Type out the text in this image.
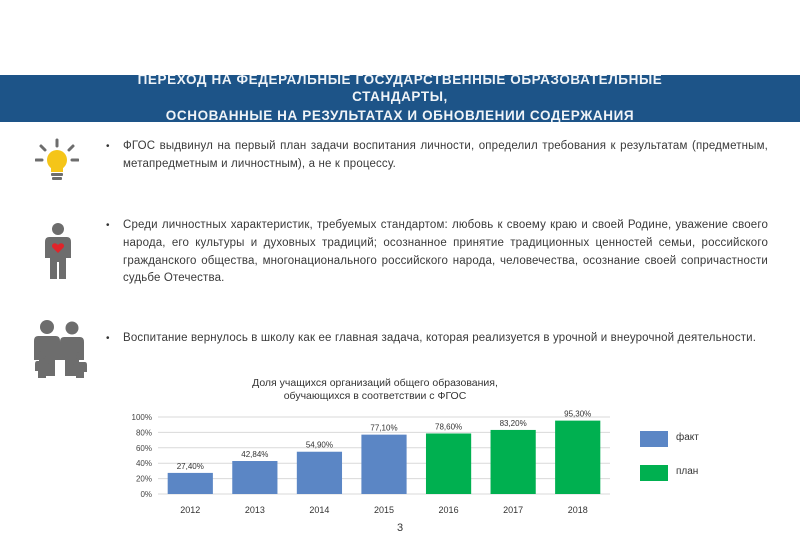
ПЕРЕХОД НА ФЕДЕРАЛЬНЫЕ ГОСУДАРСТВЕННЫЕ ОБРАЗОВАТЕЛЬНЫЕ
СТАНДАРТЫ,
ОСНОВАННЫЕ НА РЕЗУЛЬТАТАХ И ОБНОВЛЕНИИ СОДЕРЖАНИЯ
• ФГОС выдвинул на первый план задачи воспитания личности, определил требования к результатам (предметным, метапредметным и личностным), а не к процессу.
• Среди личностных характеристик, требуемых стандартом: любовь к своему краю и своей Родине, уважение своего народа, его культуры и духовных традиций; осознанное принятие традиционных ценностей семьи, российского гражданского общества, многонационального российского народа, человечества, осознание своей сопричастности судьбе Отечества.
• Воспитание вернулось в школу как ее главная задача, которая реализуется в урочной и внеурочной деятельности.
Доля учащихся организаций общего образования,
обучающихся в соответствии с ФГОС
0%
20%
40%
60%
80%
100%
27,40%
2012
42,84%
2013
54,90%
2014
77,10%
2015
78,60%
2016
83,20%
2017
95,30%
2018
факт
план
3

################

Reproduce each line exactly, please, except for any pictures.

◆ ANSWER FOR THIS EXERCISE ◆
Type out the text in this image.
ПЕРЕХОД НА ФЕДЕРАЛЬНЫЕ ГОСУДАРСТВЕННЫЕ ОБРАЗОВАТЕЛЬНЫЕ
СТАНДАРТЫ,
ОСНОВАННЫЕ НА РЕЗУЛЬТАТАХ И ОБНОВЛЕНИИ СОДЕРЖАНИЯ
• ФГОС выдвинул на первый план задачи воспитания личности, определил требования к результатам (предметным, метапредметным и личностным), а не к процессу.
• Среди личностных характеристик, требуемых стандартом: любовь к своему краю и своей Родине, уважение своего народа, его культуры и духовных традиций; осознанное принятие традиционных ценностей семьи, российского гражданского общества, многонационального российского народа, человечества, осознание своей сопричастности судьбе Отечества.
• Воспитание вернулось в школу как ее главная задача, которая реализуется в урочной и внеурочной деятельности.
Доля учащихся организаций общего образования,
обучающихся в соответствии с ФГОС
0%
20%
40%
60%
80%
100%
27,40%
2012
42,84%
2013
54,90%
2014
77,10%
2015
78,60%
2016
83,20%
2017
95,30%
2018
факт
план
3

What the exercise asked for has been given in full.